- _Written instruction_: Narrow the data below down to the lines containing "Longueur".

- _Dataset records_:

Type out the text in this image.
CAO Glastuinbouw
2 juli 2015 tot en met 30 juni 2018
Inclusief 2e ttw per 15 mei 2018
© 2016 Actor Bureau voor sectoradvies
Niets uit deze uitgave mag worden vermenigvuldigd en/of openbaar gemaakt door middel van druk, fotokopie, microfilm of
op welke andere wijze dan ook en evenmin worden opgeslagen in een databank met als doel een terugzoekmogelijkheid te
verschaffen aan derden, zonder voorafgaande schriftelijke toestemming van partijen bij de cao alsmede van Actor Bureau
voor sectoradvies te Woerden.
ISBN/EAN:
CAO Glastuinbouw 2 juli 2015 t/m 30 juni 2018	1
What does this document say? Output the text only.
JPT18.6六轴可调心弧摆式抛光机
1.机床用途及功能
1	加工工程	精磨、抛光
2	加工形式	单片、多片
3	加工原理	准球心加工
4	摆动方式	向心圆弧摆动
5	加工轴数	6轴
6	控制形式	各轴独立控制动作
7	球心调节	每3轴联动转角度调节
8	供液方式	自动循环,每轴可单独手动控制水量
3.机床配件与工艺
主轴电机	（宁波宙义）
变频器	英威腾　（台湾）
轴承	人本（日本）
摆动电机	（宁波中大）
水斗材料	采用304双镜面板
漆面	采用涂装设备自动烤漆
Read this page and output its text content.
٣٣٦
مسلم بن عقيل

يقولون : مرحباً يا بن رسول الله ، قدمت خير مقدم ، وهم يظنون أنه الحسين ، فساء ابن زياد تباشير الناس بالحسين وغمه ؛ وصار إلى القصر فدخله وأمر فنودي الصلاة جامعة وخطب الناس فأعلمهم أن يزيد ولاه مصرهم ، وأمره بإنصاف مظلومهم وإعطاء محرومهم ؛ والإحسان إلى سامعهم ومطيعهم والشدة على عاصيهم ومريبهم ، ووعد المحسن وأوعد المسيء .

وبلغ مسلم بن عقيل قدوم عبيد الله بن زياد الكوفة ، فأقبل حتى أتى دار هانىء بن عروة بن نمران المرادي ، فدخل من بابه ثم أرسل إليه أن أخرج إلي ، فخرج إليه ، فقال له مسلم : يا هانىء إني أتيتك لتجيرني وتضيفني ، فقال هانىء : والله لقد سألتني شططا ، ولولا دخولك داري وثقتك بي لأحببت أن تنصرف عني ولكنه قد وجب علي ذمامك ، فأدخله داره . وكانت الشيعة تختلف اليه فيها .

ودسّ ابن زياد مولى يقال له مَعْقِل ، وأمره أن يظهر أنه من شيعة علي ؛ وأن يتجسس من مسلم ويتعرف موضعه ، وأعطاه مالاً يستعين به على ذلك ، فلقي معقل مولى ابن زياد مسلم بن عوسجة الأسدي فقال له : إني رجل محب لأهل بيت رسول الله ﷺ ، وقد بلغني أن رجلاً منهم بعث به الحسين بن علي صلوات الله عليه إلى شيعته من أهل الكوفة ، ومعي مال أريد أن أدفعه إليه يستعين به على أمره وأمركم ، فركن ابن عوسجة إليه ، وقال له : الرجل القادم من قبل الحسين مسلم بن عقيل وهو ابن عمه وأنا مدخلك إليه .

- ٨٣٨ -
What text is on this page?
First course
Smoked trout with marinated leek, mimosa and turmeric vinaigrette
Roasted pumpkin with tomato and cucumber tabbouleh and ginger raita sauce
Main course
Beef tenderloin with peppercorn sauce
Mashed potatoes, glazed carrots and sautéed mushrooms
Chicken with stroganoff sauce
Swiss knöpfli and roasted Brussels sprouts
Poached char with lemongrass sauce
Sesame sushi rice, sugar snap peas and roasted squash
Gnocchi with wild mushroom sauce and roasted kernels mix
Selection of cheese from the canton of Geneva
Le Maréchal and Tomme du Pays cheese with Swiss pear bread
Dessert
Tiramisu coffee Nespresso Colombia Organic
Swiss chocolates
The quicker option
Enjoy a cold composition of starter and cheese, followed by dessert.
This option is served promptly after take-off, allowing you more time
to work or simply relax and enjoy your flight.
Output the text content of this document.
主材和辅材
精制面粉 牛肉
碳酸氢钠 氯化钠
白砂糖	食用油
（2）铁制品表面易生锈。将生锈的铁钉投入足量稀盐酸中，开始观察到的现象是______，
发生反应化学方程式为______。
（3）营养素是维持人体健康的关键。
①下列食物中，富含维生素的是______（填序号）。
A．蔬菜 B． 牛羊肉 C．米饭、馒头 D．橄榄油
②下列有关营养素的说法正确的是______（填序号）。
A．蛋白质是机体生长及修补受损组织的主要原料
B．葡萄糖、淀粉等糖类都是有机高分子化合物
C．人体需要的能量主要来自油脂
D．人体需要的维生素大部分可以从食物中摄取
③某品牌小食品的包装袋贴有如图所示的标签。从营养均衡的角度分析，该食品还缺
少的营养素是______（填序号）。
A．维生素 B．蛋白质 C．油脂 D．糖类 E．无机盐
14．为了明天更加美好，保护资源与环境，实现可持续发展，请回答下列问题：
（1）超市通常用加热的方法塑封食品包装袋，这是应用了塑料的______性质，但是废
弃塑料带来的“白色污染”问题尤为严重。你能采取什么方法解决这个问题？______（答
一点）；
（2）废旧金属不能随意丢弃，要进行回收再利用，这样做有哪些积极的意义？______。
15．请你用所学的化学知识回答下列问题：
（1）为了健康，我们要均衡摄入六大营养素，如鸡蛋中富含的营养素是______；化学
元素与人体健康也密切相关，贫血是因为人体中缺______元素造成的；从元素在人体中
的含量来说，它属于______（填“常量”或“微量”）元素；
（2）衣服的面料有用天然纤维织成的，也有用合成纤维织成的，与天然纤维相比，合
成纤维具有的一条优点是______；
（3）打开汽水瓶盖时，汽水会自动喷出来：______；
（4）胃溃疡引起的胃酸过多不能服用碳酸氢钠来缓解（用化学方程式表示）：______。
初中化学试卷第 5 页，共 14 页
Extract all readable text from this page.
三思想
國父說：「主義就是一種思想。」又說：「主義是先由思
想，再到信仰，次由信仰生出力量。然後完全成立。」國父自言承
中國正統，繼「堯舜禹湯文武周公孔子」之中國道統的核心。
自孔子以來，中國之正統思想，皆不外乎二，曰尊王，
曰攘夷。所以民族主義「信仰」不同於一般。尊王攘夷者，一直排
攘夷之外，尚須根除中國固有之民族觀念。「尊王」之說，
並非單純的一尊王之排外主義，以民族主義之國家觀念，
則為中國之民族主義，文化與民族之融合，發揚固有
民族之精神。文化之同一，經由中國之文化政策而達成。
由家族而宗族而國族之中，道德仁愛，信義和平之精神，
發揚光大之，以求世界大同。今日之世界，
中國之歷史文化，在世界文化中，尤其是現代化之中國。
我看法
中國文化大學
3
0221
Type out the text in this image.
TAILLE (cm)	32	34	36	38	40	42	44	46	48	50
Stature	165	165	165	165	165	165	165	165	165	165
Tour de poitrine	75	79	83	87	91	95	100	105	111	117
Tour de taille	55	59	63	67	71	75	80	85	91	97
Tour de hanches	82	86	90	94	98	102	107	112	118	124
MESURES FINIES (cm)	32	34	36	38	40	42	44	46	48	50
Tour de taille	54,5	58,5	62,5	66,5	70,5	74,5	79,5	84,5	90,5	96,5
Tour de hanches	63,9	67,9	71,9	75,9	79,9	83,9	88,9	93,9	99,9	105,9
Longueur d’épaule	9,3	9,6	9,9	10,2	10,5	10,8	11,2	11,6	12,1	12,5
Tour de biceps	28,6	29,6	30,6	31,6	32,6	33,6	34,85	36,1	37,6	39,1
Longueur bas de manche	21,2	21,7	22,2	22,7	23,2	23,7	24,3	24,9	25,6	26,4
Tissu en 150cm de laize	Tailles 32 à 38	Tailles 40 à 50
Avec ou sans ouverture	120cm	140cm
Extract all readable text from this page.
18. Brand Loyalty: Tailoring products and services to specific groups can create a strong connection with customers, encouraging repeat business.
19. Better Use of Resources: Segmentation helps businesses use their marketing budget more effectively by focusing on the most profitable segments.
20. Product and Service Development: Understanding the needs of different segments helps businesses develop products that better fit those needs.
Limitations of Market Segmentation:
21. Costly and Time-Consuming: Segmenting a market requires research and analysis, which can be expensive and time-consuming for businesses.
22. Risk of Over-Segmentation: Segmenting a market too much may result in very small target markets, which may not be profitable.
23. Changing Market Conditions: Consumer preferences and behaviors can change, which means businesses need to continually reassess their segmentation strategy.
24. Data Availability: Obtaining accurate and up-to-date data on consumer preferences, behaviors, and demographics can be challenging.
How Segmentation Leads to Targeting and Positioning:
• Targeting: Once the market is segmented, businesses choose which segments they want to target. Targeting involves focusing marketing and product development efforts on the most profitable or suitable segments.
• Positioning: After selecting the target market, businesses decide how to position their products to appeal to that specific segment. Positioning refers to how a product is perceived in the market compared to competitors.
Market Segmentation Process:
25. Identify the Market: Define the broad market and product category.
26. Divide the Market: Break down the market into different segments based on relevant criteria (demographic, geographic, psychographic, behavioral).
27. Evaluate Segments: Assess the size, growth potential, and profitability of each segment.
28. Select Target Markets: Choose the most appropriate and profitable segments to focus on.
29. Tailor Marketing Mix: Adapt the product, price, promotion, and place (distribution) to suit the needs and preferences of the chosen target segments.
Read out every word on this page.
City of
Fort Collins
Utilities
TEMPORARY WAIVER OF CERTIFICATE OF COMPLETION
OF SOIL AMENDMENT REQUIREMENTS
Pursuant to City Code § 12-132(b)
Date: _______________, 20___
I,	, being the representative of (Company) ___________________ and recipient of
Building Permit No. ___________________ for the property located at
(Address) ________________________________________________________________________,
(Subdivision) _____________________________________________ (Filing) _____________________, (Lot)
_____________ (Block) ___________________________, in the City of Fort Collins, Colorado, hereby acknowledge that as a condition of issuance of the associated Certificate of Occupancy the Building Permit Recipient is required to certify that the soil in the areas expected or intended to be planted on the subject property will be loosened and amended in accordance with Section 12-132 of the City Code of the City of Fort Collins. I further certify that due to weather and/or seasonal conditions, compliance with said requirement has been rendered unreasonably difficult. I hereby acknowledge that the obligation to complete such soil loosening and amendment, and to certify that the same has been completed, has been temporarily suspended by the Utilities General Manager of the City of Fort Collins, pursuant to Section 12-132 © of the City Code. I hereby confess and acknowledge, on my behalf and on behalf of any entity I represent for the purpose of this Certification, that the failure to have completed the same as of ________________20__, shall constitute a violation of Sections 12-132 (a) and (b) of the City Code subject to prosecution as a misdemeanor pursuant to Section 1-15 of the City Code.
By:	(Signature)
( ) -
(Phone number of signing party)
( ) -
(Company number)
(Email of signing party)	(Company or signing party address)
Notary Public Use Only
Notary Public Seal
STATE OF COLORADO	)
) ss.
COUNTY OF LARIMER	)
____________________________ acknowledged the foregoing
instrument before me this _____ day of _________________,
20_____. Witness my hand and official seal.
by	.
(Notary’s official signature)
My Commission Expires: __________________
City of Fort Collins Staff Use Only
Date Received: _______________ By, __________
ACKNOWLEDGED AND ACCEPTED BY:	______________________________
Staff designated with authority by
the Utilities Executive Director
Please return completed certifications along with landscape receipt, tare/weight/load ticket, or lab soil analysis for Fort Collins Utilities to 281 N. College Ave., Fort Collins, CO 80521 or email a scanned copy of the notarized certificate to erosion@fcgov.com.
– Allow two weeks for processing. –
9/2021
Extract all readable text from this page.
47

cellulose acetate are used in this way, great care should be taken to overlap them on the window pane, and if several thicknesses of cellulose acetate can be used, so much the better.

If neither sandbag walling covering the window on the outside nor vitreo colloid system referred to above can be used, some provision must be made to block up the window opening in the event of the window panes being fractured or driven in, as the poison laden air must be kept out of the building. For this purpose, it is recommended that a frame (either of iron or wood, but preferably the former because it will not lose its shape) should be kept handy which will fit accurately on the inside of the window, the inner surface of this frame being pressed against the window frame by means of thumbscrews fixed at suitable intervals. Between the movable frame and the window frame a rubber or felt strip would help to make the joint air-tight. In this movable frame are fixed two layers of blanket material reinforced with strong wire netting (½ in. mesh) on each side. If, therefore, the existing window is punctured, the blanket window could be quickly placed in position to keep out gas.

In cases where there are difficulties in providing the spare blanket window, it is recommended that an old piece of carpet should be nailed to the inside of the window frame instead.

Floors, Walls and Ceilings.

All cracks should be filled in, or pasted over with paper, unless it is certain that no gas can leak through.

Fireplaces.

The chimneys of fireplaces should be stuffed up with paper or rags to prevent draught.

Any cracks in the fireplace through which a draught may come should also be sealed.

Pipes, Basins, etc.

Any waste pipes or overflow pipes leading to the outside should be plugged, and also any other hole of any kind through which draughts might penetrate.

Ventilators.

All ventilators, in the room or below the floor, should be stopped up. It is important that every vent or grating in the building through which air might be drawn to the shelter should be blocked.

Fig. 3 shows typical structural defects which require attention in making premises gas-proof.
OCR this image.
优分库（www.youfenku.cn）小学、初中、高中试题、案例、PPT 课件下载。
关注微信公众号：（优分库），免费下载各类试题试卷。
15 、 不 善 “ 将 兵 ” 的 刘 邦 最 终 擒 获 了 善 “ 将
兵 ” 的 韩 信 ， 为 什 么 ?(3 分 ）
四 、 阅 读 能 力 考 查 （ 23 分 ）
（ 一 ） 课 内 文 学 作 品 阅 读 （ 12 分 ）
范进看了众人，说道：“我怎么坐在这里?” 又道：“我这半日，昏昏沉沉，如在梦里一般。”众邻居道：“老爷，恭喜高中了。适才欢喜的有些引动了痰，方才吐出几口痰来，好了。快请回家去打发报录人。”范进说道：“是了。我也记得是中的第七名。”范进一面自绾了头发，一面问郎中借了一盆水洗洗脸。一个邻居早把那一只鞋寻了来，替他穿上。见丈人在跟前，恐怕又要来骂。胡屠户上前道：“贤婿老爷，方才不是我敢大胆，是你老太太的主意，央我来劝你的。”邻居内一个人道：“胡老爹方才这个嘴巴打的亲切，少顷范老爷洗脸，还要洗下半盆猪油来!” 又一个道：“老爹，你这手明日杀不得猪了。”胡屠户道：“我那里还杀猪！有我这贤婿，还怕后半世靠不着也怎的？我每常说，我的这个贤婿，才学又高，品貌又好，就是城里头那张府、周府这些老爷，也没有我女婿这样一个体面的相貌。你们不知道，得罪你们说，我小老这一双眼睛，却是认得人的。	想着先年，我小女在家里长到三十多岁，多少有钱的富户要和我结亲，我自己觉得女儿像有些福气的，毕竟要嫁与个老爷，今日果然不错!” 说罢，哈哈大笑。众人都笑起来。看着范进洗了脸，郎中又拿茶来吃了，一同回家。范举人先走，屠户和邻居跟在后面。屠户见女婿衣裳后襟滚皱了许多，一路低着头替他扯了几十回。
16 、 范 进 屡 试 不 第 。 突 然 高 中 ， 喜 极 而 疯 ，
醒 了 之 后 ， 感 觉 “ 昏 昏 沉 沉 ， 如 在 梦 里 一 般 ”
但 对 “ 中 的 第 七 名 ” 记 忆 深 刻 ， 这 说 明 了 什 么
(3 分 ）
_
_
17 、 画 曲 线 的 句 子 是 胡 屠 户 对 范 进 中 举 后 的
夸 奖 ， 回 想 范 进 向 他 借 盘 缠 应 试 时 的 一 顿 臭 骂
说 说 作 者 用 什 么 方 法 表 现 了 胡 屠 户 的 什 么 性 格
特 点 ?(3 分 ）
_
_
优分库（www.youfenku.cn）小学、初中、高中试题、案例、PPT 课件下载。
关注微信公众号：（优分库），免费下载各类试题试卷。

- _Reply_:
Longueur d’épaule	9,3	9,6	9,9	10,2	10,5	10,8	11,2	11,6	12,1	12,5
Longueur bas de manche	21,2	21,7	22,2	22,7	23,2	23,7	24,3	24,9	25,6	26,4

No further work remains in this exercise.